▶ [Requirements]
Transcribe the records that follow, preserving every word.

Dataset items:
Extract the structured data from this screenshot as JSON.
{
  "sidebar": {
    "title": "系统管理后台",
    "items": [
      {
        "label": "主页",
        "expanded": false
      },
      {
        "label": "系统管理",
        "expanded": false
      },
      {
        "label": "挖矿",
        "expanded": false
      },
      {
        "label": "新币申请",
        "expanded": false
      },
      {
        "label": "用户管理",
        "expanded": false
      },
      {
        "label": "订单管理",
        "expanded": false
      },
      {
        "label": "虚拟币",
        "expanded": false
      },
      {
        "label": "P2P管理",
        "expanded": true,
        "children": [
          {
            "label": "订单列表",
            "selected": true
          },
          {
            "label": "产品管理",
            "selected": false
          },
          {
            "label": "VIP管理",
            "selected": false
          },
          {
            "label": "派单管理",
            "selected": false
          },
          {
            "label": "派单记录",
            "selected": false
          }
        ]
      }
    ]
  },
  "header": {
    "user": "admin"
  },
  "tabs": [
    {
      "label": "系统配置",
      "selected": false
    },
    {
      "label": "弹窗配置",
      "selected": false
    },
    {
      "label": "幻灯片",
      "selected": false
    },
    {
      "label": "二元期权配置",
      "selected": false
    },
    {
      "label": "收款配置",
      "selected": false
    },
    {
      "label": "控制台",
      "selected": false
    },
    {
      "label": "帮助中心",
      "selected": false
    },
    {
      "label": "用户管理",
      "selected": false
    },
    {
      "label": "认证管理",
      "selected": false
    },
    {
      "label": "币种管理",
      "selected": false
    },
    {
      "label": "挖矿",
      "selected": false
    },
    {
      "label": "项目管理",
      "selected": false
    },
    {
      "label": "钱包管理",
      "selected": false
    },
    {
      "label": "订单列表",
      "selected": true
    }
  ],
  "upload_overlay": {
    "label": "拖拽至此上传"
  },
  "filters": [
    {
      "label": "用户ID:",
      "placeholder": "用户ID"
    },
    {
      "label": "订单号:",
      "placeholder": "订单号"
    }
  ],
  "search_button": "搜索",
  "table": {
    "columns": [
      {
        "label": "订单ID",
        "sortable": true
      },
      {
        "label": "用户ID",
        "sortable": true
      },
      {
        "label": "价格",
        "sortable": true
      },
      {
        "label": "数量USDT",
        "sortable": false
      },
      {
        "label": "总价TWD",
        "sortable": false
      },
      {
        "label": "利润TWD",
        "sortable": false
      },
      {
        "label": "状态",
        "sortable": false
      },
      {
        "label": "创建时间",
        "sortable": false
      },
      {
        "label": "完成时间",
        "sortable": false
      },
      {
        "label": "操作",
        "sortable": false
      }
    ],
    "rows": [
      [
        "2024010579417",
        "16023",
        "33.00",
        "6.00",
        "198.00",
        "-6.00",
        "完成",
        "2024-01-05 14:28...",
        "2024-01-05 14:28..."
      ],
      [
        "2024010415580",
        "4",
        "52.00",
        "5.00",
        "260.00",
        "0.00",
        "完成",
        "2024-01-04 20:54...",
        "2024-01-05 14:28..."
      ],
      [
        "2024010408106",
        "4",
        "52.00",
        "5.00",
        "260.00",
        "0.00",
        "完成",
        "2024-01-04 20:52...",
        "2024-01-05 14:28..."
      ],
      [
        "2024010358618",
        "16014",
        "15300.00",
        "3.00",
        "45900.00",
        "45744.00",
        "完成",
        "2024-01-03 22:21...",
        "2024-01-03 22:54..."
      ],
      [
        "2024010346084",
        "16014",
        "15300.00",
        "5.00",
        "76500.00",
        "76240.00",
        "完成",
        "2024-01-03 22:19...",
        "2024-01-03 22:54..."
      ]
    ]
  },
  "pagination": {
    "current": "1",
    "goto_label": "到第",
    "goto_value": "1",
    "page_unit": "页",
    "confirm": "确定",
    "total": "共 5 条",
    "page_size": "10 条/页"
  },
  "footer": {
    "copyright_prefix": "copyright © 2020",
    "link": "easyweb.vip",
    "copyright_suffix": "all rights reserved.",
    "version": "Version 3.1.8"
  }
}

▶ [Answer to this exercise]
Extract the structured data from this screenshot as JSON.
{
  "sidebar": {
    "title": "系统管理后台",
    "items": [
      {
        "label": "主页",
        "expanded": false
      },
      {
        "label": "系统管理",
        "expanded": false
      },
      {
        "label": "挖矿",
        "expanded": false
      },
      {
        "label": "新币申请",
        "expanded": false
      },
      {
        "label": "用户管理",
        "expanded": false
      },
      {
        "label": "订单管理",
        "expanded": false
      },
      {
        "label": "虚拟币",
        "expanded": false
      },
      {
        "label": "P2P管理",
        "expanded": true,
        "children": [
          {
            "label": "订单列表",
            "selected": true
          },
          {
            "label": "产品管理",
            "selected": false
          },
          {
            "label": "VIP管理",
            "selected": false
          },
          {
            "label": "派单管理",
            "selected": false
          },
          {
            "label": "派单记录",
            "selected": false
          }
        ]
      }
    ]
  },
  "header": {
    "user": "admin"
  },
  "tabs": [
    {
      "label": "系统配置",
      "selected": false
    },
    {
      "label": "弹窗配置",
      "selected": false
    },
    {
      "label": "幻灯片",
      "selected": false
    },
    {
      "label": "二元期权配置",
      "selected": false
    },
    {
      "label": "收款配置",
      "selected": false
    },
    {
      "label": "控制台",
      "selected": false
    },
    {
      "label": "帮助中心",
      "selected": false
    },
    {
      "label": "用户管理",
      "selected": false
    },
    {
      "label": "认证管理",
      "selected": false
    },
    {
      "label": "币种管理",
      "selected": false
    },
    {
      "label": "挖矿",
      "selected": false
    },
    {
      "label": "项目管理",
      "selected": false
    },
    {
      "label": "钱包管理",
      "selected": false
    },
    {
      "label": "订单列表",
      "selected": true
    }
  ],
  "upload_overlay": {
    "label": "拖拽至此上传"
  },
  "filters": [
    {
      "label": "用户ID:",
      "placeholder": "用户ID"
    },
    {
      "label": "订单号:",
      "placeholder": "订单号"
    }
  ],
  "search_button": "搜索",
  "table": {
    "columns": [
      {
        "label": "订单ID",
        "sortable": true
      },
      {
        "label": "用户ID",
        "sortable": true
      },
      {
        "label": "价格",
        "sortable": true
      },
      {
        "label": "数量USDT",
        "sortable": false
      },
      {
        "label": "总价TWD",
        "sortable": false
      },
      {
        "label": "利润TWD",
        "sortable": false
      },
      {
        "label": "状态",
        "sortable": false
      },
      {
        "label": "创建时间",
        "sortable": false
      },
      {
        "label": "完成时间",
        "sortable": false
      },
      {
        "label": "操作",
        "sortable": false
      }
    ],
    "rows": [
      [
        "2024010579417",
        "16023",
        "33.00",
        "6.00",
        "198.00",
        "-6.00",
        "完成",
        "2024-01-05 14:28...",
        "2024-01-05 14:28..."
      ],
      [
        "2024010415580",
        "4",
        "52.00",
        "5.00",
        "260.00",
        "0.00",
        "完成",
        "2024-01-04 20:54...",
        "2024-01-05 14:28..."
      ],
      [
        "2024010408106",
        "4",
        "52.00",
        "5.00",
        "260.00",
        "0.00",
        "完成",
        "2024-01-04 20:52...",
        "2024-01-05 14:28..."
      ],
      [
        "2024010358618",
        "16014",
        "15300.00",
        "3.00",
        "45900.00",
        "45744.00",
        "完成",
        "2024-01-03 22:21...",
        "2024-01-03 22:54..."
      ],
      [
        "2024010346084",
        "16014",
        "15300.00",
        "5.00",
        "76500.00",
        "76240.00",
        "完成",
        "2024-01-03 22:19...",
        "2024-01-03 22:54..."
      ]
    ]
  },
  "pagination": {
    "current": "1",
    "goto_label": "到第",
    "goto_value": "1",
    "page_unit": "页",
    "confirm": "确定",
    "total": "共 5 条",
    "page_size": "10 条/页"
  },
  "footer": {
    "copyright_prefix": "copyright © 2020",
    "link": "easyweb.vip",
    "copyright_suffix": "all rights reserved.",
    "version": "Version 3.1.8"
  }
}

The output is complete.